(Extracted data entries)
--

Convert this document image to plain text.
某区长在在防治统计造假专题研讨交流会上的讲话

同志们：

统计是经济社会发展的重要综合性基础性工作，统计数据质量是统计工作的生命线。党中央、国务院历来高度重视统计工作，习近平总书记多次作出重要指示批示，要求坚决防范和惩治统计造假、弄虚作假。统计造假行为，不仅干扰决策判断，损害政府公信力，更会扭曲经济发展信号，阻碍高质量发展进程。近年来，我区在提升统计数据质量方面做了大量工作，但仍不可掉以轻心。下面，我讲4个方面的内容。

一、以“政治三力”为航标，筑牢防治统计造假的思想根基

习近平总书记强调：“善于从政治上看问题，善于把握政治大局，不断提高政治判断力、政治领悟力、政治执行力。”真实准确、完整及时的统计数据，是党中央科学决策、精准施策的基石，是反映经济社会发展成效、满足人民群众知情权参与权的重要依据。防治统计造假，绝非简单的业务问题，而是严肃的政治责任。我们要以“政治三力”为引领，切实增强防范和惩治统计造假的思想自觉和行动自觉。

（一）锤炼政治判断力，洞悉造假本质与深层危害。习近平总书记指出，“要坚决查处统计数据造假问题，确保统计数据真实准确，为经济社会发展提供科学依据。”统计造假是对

--

Copy out the full listing exactly.

▶ COMPLETED TASK
Convert this document image to plain text.
某区长在在防治统计造假专题研讨交流会上的讲话

同志们：

统计是经济社会发展的重要综合性基础性工作，统计数据质量是统计工作的生命线。党中央、国务院历来高度重视统计工作，习近平总书记多次作出重要指示批示，要求坚决防范和惩治统计造假、弄虚作假。统计造假行为，不仅干扰决策判断，损害政府公信力，更会扭曲经济发展信号，阻碍高质量发展进程。近年来，我区在提升统计数据质量方面做了大量工作，但仍不可掉以轻心。下面，我讲4个方面的内容。

一、以“政治三力”为航标，筑牢防治统计造假的思想根基

习近平总书记强调：“善于从政治上看问题，善于把握政治大局，不断提高政治判断力、政治领悟力、政治执行力。”真实准确、完整及时的统计数据，是党中央科学决策、精准施策的基石，是反映经济社会发展成效、满足人民群众知情权参与权的重要依据。防治统计造假，绝非简单的业务问题，而是严肃的政治责任。我们要以“政治三力”为引领，切实增强防范和惩治统计造假的思想自觉和行动自觉。

（一）锤炼政治判断力，洞悉造假本质与深层危害。习近平总书记指出，“要坚决查处统计数据造假问题，确保统计数据真实准确，为经济社会发展提供科学依据。”统计造假是对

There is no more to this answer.